### Obiettivo
Trascrivi, uno per riga, tutti i versi della Divina Commedia citati nel commento sulla Divina Commedia, tralasciando il numero di verso.

### Testo del documento
+++

Definire la Divina Commedia 'viaggio iniziatico' e` assolutamente ovvio
visto che
da 7 secoli gli studiosi non hanno
fatto altro, ma per noi considerarla un sogno dell'Alighieri e porla
sull'Albero Cabalistico e` d'obbligo ed e` cio` che faremo fin
dall'inizio. (v. Albero 1 della Divina
Commedia).
Nel mezzo del cammin di nostra vita
mi ritrovai per una selva oscura,
ché la diritta via era smarrita. 3
Il v. 1 puo` significare la raggiunta
maturita` (35 anni), ma anche quel punto d'equilibrio tra l'Albero
bianco e l'albero nero che decide della sorte del pellegrino, cioe` se
egli d'ora in poi operera` al bianco o al nero. La
selva
oscura nei sogni rappresenta
l'inconscio, la zona che sfugge al controllo della coscienza, ma anche
il 'luogo' dove la nostra materia interiore e` ancora confusa, caotica,
e dove trovare il sentiero per tornare a casa e` assai difficile.

+++

### Dati mostrati
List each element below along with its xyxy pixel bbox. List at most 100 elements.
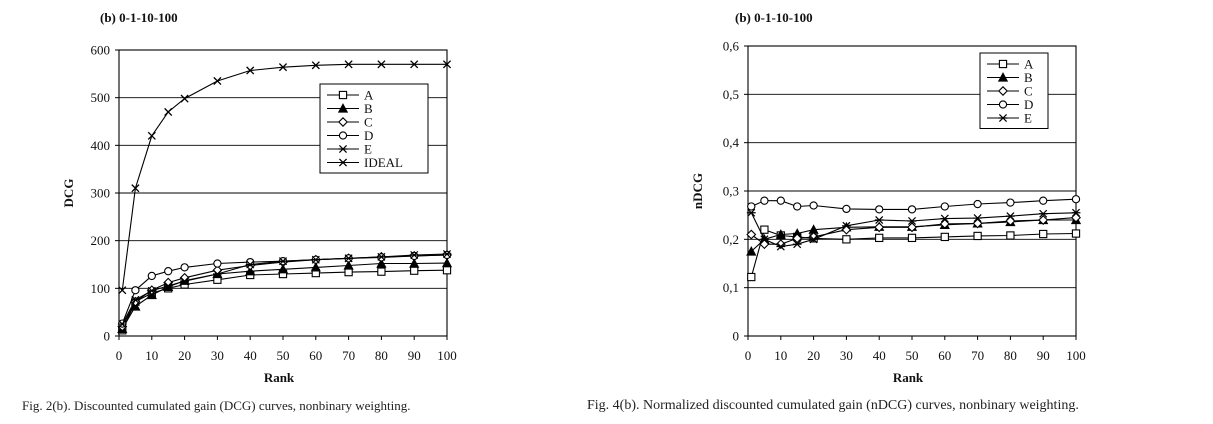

+++

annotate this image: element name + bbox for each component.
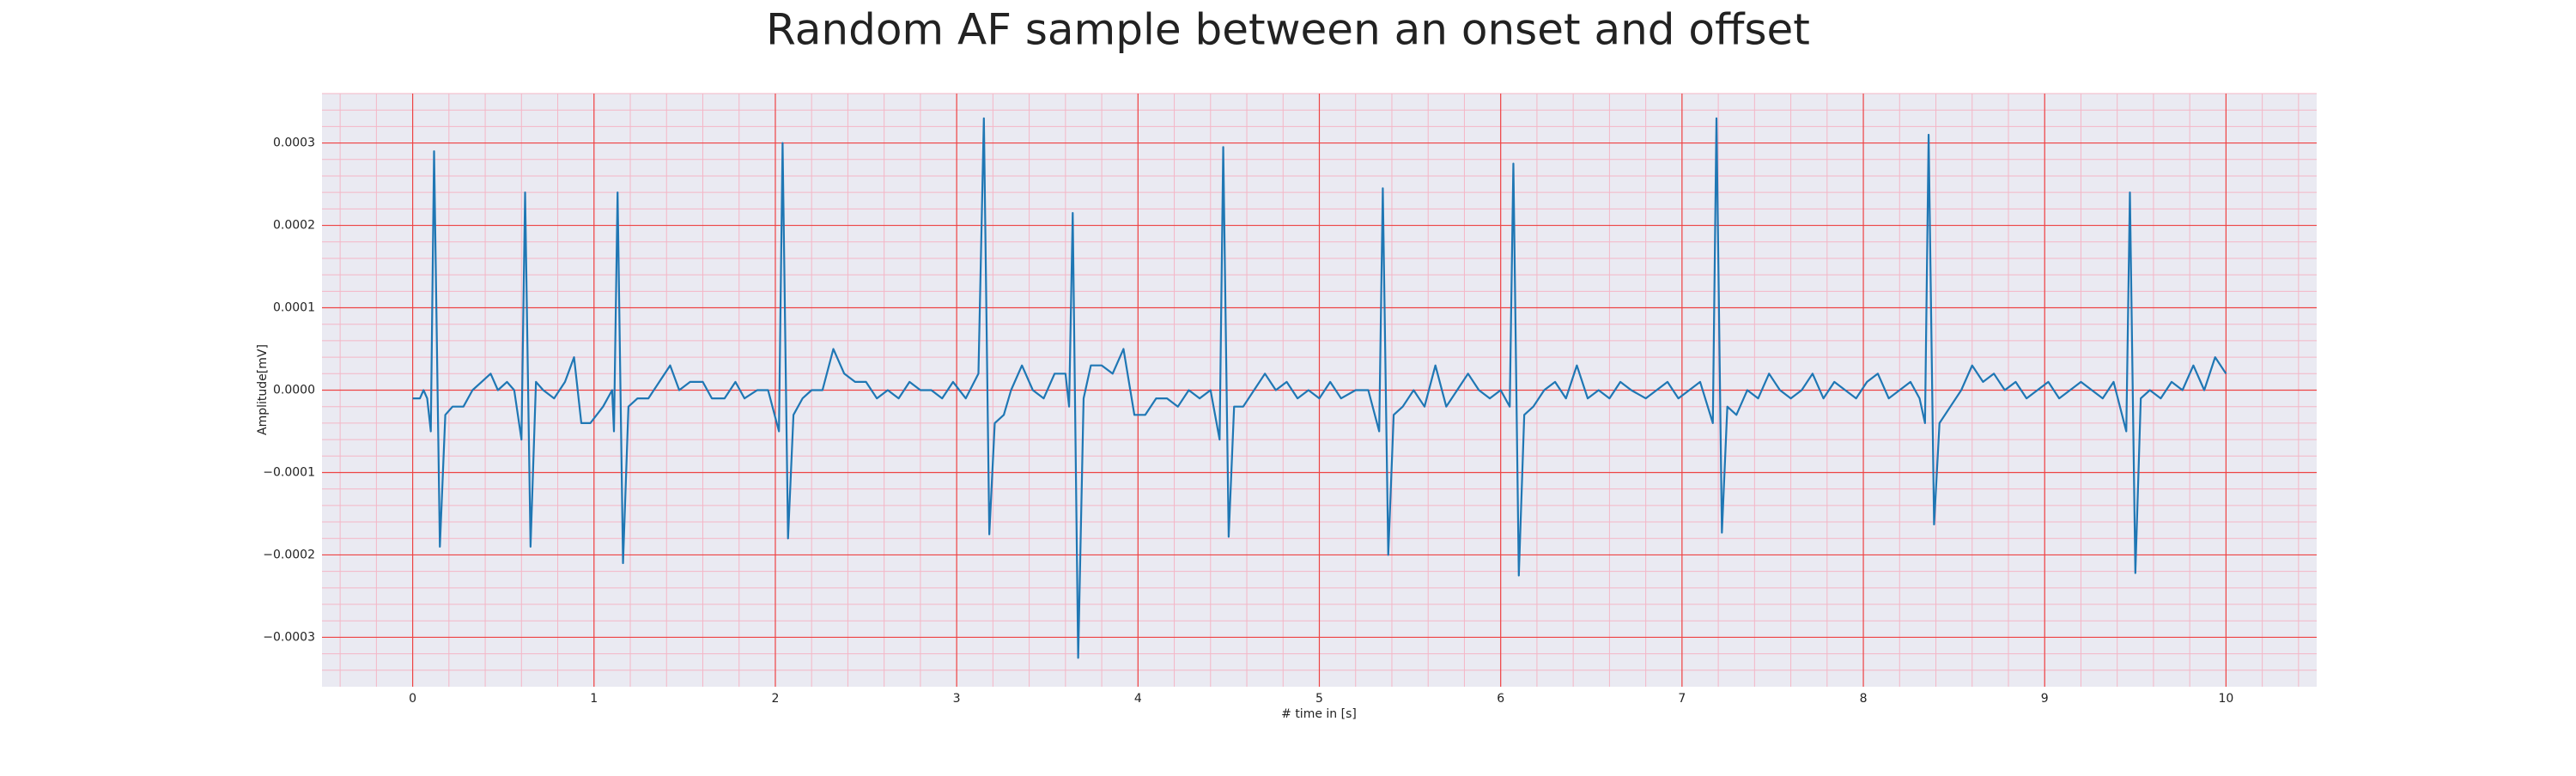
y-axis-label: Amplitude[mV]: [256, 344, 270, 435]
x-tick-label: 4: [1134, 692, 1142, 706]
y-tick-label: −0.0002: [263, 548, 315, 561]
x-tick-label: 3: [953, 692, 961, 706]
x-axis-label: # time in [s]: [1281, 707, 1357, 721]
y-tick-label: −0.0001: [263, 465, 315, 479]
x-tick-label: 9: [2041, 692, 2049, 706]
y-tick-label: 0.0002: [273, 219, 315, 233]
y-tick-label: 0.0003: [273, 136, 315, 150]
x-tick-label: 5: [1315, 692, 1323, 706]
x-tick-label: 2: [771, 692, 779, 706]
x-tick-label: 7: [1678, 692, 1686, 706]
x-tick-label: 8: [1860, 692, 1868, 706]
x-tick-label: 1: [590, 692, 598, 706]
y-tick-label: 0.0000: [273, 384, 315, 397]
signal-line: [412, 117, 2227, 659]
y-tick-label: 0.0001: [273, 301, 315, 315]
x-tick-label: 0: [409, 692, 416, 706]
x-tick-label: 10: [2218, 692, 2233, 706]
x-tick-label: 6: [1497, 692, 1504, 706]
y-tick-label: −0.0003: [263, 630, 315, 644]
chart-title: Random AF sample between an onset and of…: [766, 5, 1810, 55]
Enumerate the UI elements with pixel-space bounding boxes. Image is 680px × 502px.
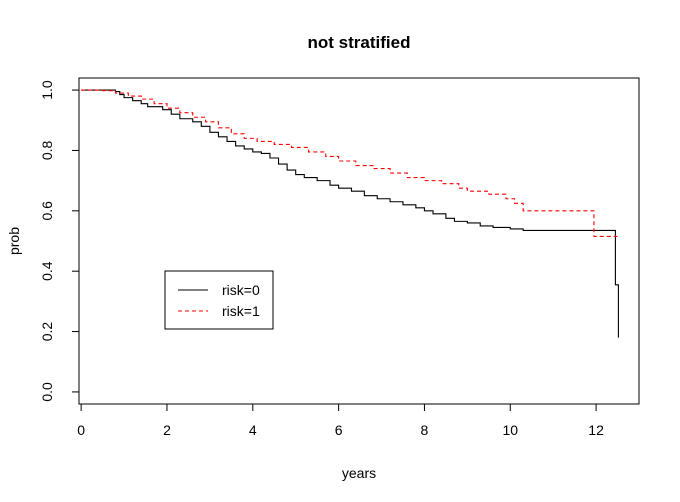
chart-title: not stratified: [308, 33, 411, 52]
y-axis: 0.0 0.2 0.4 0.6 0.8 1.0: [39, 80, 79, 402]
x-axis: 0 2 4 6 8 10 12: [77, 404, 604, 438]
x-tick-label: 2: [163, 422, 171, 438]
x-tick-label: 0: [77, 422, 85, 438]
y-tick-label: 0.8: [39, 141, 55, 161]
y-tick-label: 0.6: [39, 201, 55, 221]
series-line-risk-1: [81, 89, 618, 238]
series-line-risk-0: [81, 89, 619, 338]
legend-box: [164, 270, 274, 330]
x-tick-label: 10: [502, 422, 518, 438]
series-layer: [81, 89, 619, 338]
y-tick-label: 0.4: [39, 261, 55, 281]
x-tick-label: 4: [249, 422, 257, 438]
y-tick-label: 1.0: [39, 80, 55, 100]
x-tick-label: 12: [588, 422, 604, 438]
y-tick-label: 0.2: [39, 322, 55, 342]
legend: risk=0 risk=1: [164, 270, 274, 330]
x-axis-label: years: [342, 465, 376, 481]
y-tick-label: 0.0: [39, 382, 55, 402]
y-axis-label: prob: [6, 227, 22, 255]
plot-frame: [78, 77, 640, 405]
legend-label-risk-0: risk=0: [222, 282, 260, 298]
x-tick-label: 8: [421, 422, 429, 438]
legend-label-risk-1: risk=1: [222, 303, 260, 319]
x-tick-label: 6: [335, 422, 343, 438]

+++

### Risultato
Nel mezzo del cammin di nostra vita
mi ritrovai per una selva oscura,
ché la diritta via era smarrita.